■ SOURCE RECORDS
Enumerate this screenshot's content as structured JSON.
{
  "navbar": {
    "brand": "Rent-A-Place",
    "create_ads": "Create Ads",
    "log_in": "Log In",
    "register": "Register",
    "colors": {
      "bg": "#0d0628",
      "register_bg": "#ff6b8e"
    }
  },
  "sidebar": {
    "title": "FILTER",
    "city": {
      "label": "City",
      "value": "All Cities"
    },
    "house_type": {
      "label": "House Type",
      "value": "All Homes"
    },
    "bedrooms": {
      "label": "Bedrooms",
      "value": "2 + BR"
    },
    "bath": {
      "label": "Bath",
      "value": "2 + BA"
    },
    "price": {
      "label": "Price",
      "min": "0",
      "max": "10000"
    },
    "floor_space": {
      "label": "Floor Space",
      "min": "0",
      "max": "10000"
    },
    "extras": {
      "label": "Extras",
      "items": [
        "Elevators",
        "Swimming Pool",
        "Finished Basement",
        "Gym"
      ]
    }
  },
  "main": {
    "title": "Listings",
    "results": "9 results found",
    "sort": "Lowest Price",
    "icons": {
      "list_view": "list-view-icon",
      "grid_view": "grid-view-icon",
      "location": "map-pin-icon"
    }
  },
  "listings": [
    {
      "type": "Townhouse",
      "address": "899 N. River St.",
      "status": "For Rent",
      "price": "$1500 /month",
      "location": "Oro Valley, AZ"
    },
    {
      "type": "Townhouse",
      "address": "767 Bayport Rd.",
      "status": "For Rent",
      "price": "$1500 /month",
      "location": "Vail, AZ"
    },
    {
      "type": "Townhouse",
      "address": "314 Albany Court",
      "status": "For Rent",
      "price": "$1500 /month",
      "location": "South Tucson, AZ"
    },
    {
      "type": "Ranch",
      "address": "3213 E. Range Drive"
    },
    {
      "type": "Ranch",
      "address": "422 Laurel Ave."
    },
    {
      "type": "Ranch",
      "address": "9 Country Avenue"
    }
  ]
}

■ WRITTEN PROBLEM
Return all the data above once more, precisely as given.

■ WRITTEN REPLY
Enumerate this screenshot's content as structured JSON.
{
  "navbar": {
    "brand": "Rent-A-Place",
    "create_ads": "Create Ads",
    "log_in": "Log In",
    "register": "Register",
    "colors": {
      "bg": "#0d0628",
      "register_bg": "#ff6b8e"
    }
  },
  "sidebar": {
    "title": "FILTER",
    "city": {
      "label": "City",
      "value": "All Cities"
    },
    "house_type": {
      "label": "House Type",
      "value": "All Homes"
    },
    "bedrooms": {
      "label": "Bedrooms",
      "value": "2 + BR"
    },
    "bath": {
      "label": "Bath",
      "value": "2 + BA"
    },
    "price": {
      "label": "Price",
      "min": "0",
      "max": "10000"
    },
    "floor_space": {
      "label": "Floor Space",
      "min": "0",
      "max": "10000"
    },
    "extras": {
      "label": "Extras",
      "items": [
        "Elevators",
        "Swimming Pool",
        "Finished Basement",
        "Gym"
      ]
    }
  },
  "main": {
    "title": "Listings",
    "results": "9 results found",
    "sort": "Lowest Price",
    "icons": {
      "list_view": "list-view-icon",
      "grid_view": "grid-view-icon",
      "location": "map-pin-icon"
    }
  },
  "listings": [
    {
      "type": "Townhouse",
      "address": "899 N. River St.",
      "status": "For Rent",
      "price": "$1500 /month",
      "location": "Oro Valley, AZ"
    },
    {
      "type": "Townhouse",
      "address": "767 Bayport Rd.",
      "status": "For Rent",
      "price": "$1500 /month",
      "location": "Vail, AZ"
    },
    {
      "type": "Townhouse",
      "address": "314 Albany Court",
      "status": "For Rent",
      "price": "$1500 /month",
      "location": "South Tucson, AZ"
    },
    {
      "type": "Ranch",
      "address": "3213 E. Range Drive"
    },
    {
      "type": "Ranch",
      "address": "422 Laurel Ave."
    },
    {
      "type": "Ranch",
      "address": "9 Country Avenue"
    }
  ]
}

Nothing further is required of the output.